_THE PROBLEM:_
Output the material beneath this task exactly, images excluded.

[Start of INPUT FOR THIS TASK]

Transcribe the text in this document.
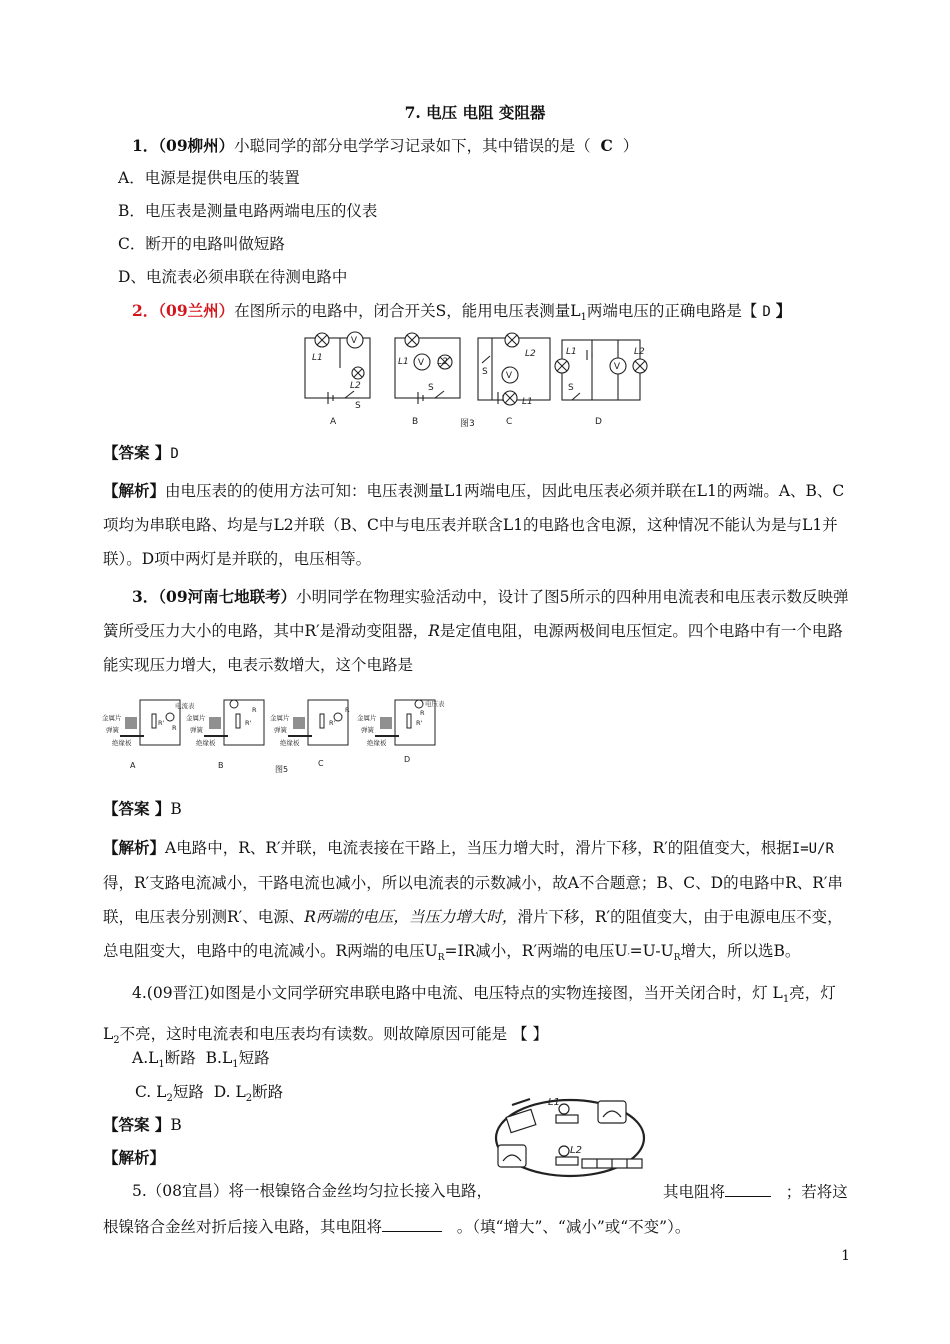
7. 电压 电阻 变阻器
1．（09柳州）小聪同学的部分电学学习记录如下，其中错误的是（ C ）
A．电源是提供电压的装置
B．电压表是测量电路两端电压的仪表
C．断开的电路叫做短路
D、电流表必须串联在待测电路中
2．（09兰州）在图所示的电路中，闭合开关S，能用电压表测量$L_1$两端电压的正确电路是【 D 】
V
V
V
V
L1
L2
L1	L2
L2
L1
L1	L2
S
S
S
S
A	B	图3	C	D
【答案 】D
【解析】由电压表的的使用方法可知：电压表测量L1两端电压，因此电压表必须并联在L1的两端。A、B、C项均为串联电路、均是与L2并联（B、C中与电压表并联含L1的电路也含电源，这种情况不能认为是与L1并联）。D项中两灯是并联的，电压相等。
3．（09河南七地联考）小明同学在物理实验活动中，设计了图5所示的四种用电流表和电压表示数反映弹簧所受压力大小的电路，其中R′是滑动变阻器，R是定值电阻，电源两极间电压恒定。四个电路中有一个电路能实现压力增大，电表示数增大，这个电路是
金属片
弹簧
绝缘板
电流表
金属片
弹簧
绝缘板
金属片
弹簧
绝缘板
金属片
弹簧
绝缘板
电压表
R'	R'	R'	R'
R
R	R	R
A	B	图5
C	D
【答案 】B
【解析】A电路中，R、R′并联，电流表接在干路上，当压力增大时，滑片下移，R′的阻值变大，根据I=U/R得，R′支路电流减小，干路电流也减小，所以电流表的示数减小，故A不合题意；B、C、D的电路中R、R′串联，电压表分别测R′、电源、R两端的电压，当压力增大时，滑片下移，R′的阻值变大，由于电源电压不变，总电阻变大，电路中的电流减小。R两端的电压$U_R=IR$减小，R′两端的电压$U'=U-U_R$增大，所以选B。
4.(09晋江)如图是小文同学研究串联电路中电流、电压特点的实物连接图，当开关闭合时，灯 $L_1$亮，灯 $L_2$不亮，这时电流表和电压表均有读数。则故障原因可能是 【 】
$A.L_1$断路 $B.L_1$短路
C. $L_2$短路 D. $L_2$断路
【答案 】B
【解析】
L1
L2
5.（08宜昌）将一根镍铬合金丝均匀拉长接入电路，	其电阻将	；若将这
根镍铬合金丝对折后接入电路，其电阻将	。（填“增大”、“减小”或“不变”）。
1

[End of INPUT FOR THIS TASK]

_TASK RESPONSE:_
Transcribe the text in this document.
7. 电压 电阻 变阻器
1．（09柳州）小聪同学的部分电学学习记录如下，其中错误的是（ C ）
A．电源是提供电压的装置
B．电压表是测量电路两端电压的仪表
C．断开的电路叫做短路
D、电流表必须串联在待测电路中
2．（09兰州）在图所示的电路中，闭合开关S，能用电压表测量$L_1$两端电压的正确电路是【 D 】
V
V
V
V
L1
L2
L1	L2
L2
L1
L1	L2
S
S
S
S
A	B	图3	C	D
【答案 】D
【解析】由电压表的的使用方法可知：电压表测量L1两端电压，因此电压表必须并联在L1的两端。A、B、C项均为串联电路、均是与L2并联（B、C中与电压表并联含L1的电路也含电源，这种情况不能认为是与L1并联）。D项中两灯是并联的，电压相等。
3．（09河南七地联考）小明同学在物理实验活动中，设计了图5所示的四种用电流表和电压表示数反映弹簧所受压力大小的电路，其中R′是滑动变阻器，R是定值电阻，电源两极间电压恒定。四个电路中有一个电路能实现压力增大，电表示数增大，这个电路是
金属片
弹簧
绝缘板
电流表
金属片
弹簧
绝缘板
金属片
弹簧
绝缘板
金属片
弹簧
绝缘板
电压表
R'	R'	R'	R'
R
R	R	R
A	B	图5
C	D
【答案 】B
【解析】A电路中，R、R′并联，电流表接在干路上，当压力增大时，滑片下移，R′的阻值变大，根据I=U/R得，R′支路电流减小，干路电流也减小，所以电流表的示数减小，故A不合题意；B、C、D的电路中R、R′串联，电压表分别测R′、电源、R两端的电压，当压力增大时，滑片下移，R′的阻值变大，由于电源电压不变，总电阻变大，电路中的电流减小。R两端的电压$U_R=IR$减小，R′两端的电压$U'=U-U_R$增大，所以选B。
4.(09晋江)如图是小文同学研究串联电路中电流、电压特点的实物连接图，当开关闭合时，灯 $L_1$亮，灯 $L_2$不亮，这时电流表和电压表均有读数。则故障原因可能是 【 】
$A.L_1$断路 $B.L_1$短路
C. $L_2$短路 D. $L_2$断路
【答案 】B
【解析】
L1
L2
5.（08宜昌）将一根镍铬合金丝均匀拉长接入电路，	其电阻将	；若将这
根镍铬合金丝对折后接入电路，其电阻将	。（填“增大”、“减小”或“不变”）。
1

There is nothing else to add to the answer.